Your objective:
Repeat the material below word for word and leave out all pictures.

--- BEGIN Material ---

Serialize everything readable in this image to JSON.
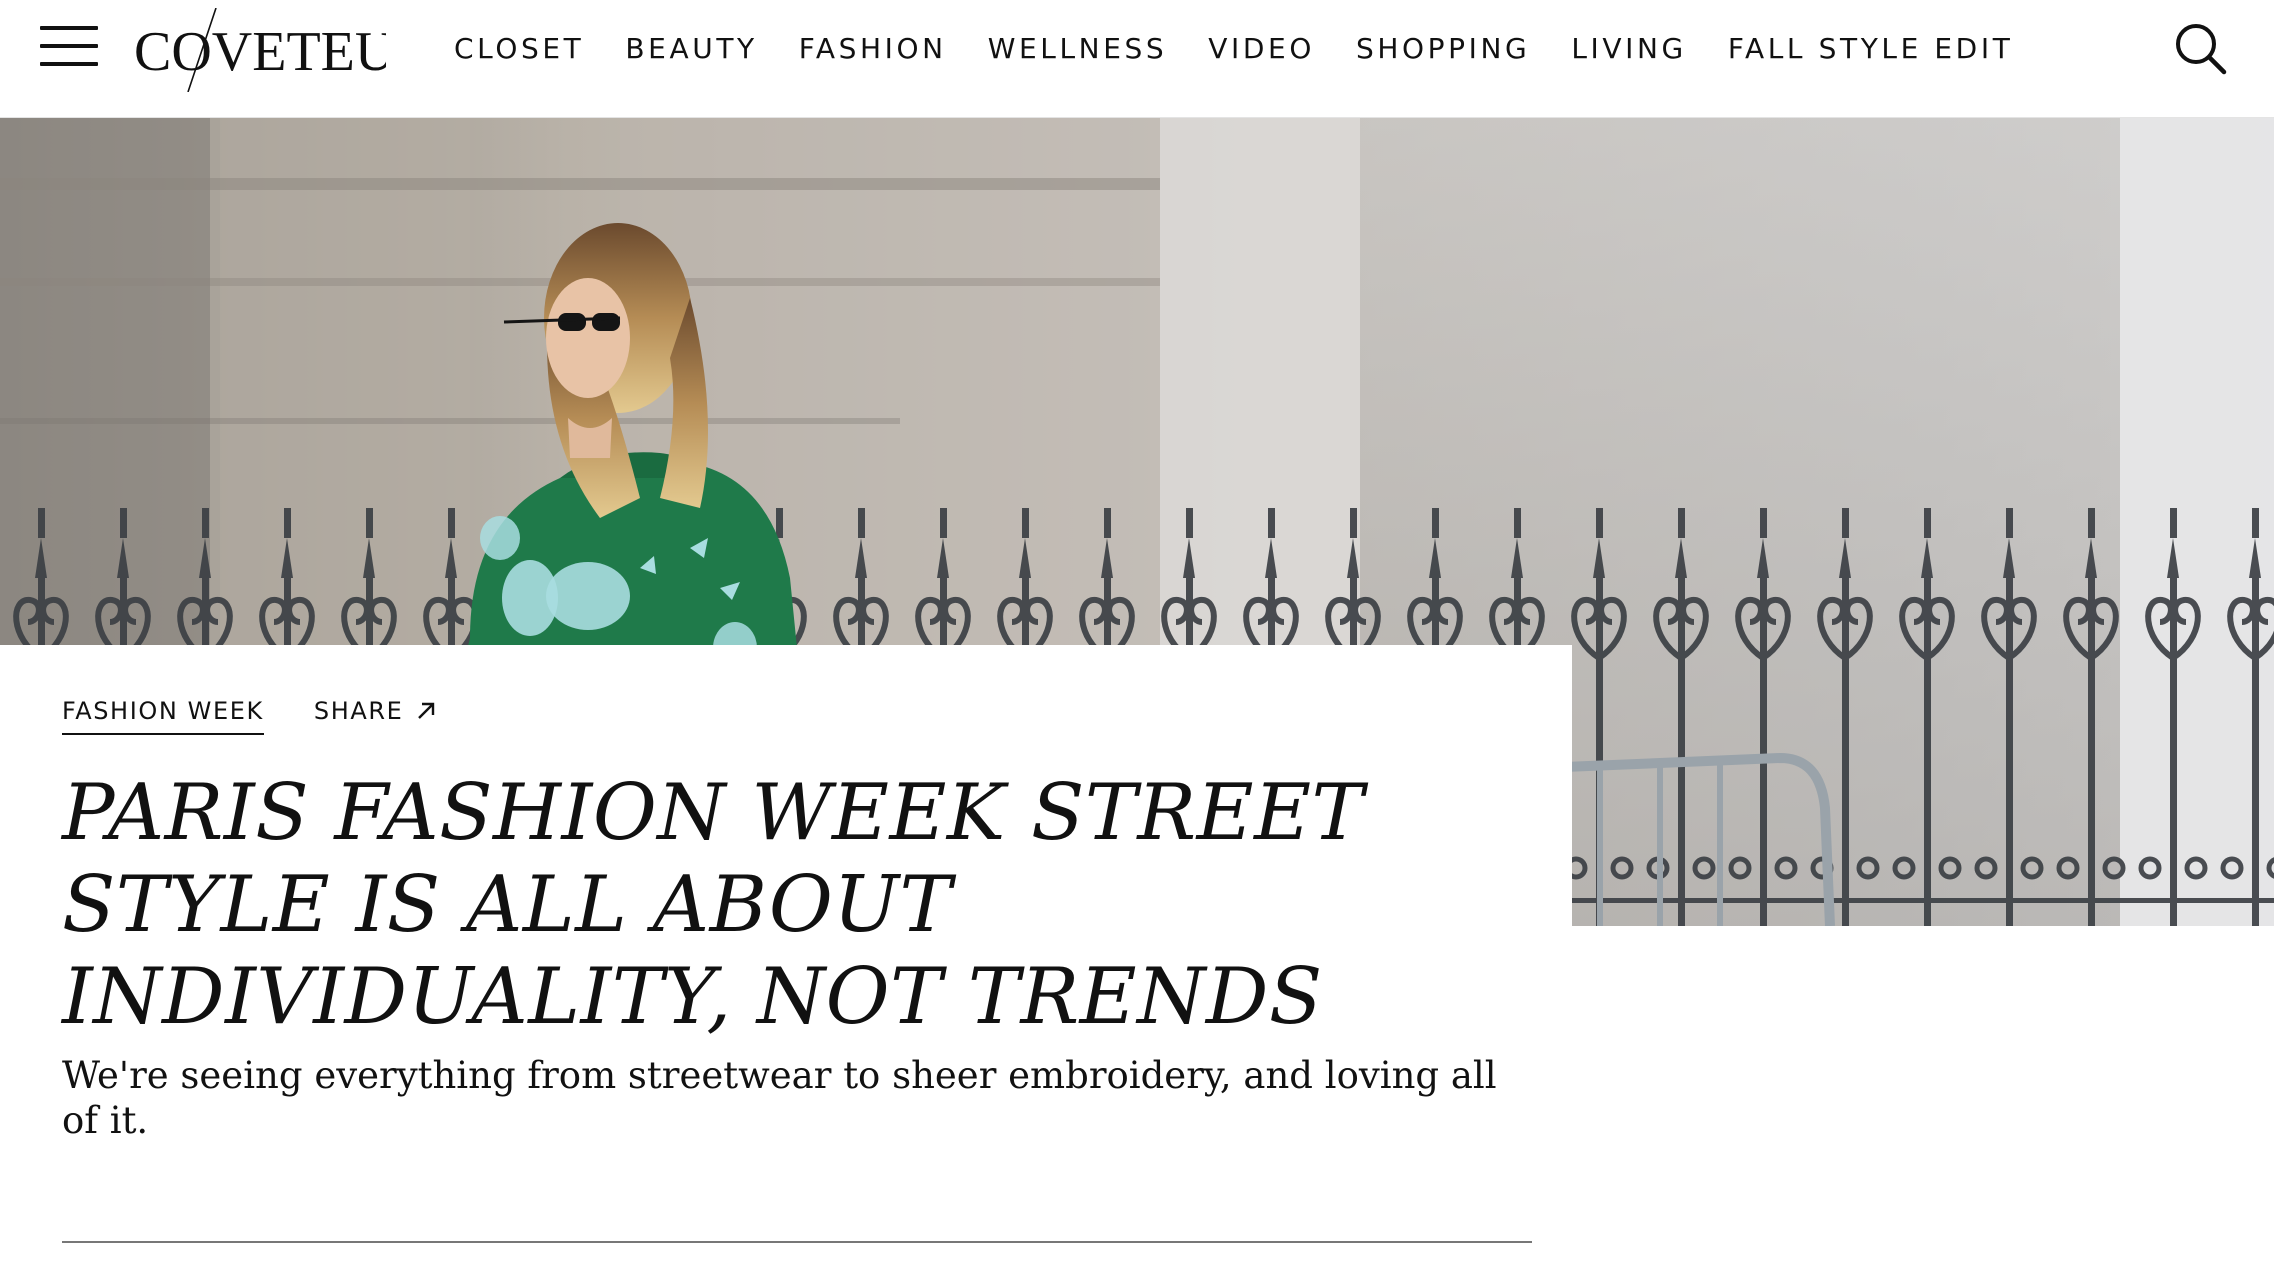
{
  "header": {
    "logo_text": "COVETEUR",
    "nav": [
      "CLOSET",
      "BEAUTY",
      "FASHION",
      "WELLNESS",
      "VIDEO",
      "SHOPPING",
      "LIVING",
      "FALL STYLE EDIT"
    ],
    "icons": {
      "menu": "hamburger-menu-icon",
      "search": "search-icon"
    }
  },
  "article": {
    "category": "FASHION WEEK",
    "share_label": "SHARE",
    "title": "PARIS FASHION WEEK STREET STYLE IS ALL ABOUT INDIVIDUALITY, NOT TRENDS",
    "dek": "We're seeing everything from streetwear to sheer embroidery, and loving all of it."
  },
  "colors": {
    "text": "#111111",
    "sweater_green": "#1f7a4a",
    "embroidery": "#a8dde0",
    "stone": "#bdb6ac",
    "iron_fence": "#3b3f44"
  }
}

--- END Material ---

Correct answer:
Serialize everything readable in this image to JSON.
{
  "header": {
    "logo_text": "COVETEUR",
    "nav": [
      "CLOSET",
      "BEAUTY",
      "FASHION",
      "WELLNESS",
      "VIDEO",
      "SHOPPING",
      "LIVING",
      "FALL STYLE EDIT"
    ],
    "icons": {
      "menu": "hamburger-menu-icon",
      "search": "search-icon"
    }
  },
  "article": {
    "category": "FASHION WEEK",
    "share_label": "SHARE",
    "title": "PARIS FASHION WEEK STREET STYLE IS ALL ABOUT INDIVIDUALITY, NOT TRENDS",
    "dek": "We're seeing everything from streetwear to sheer embroidery, and loving all of it."
  },
  "colors": {
    "text": "#111111",
    "sweater_green": "#1f7a4a",
    "embroidery": "#a8dde0",
    "stone": "#bdb6ac",
    "iron_fence": "#3b3f44"
  }
}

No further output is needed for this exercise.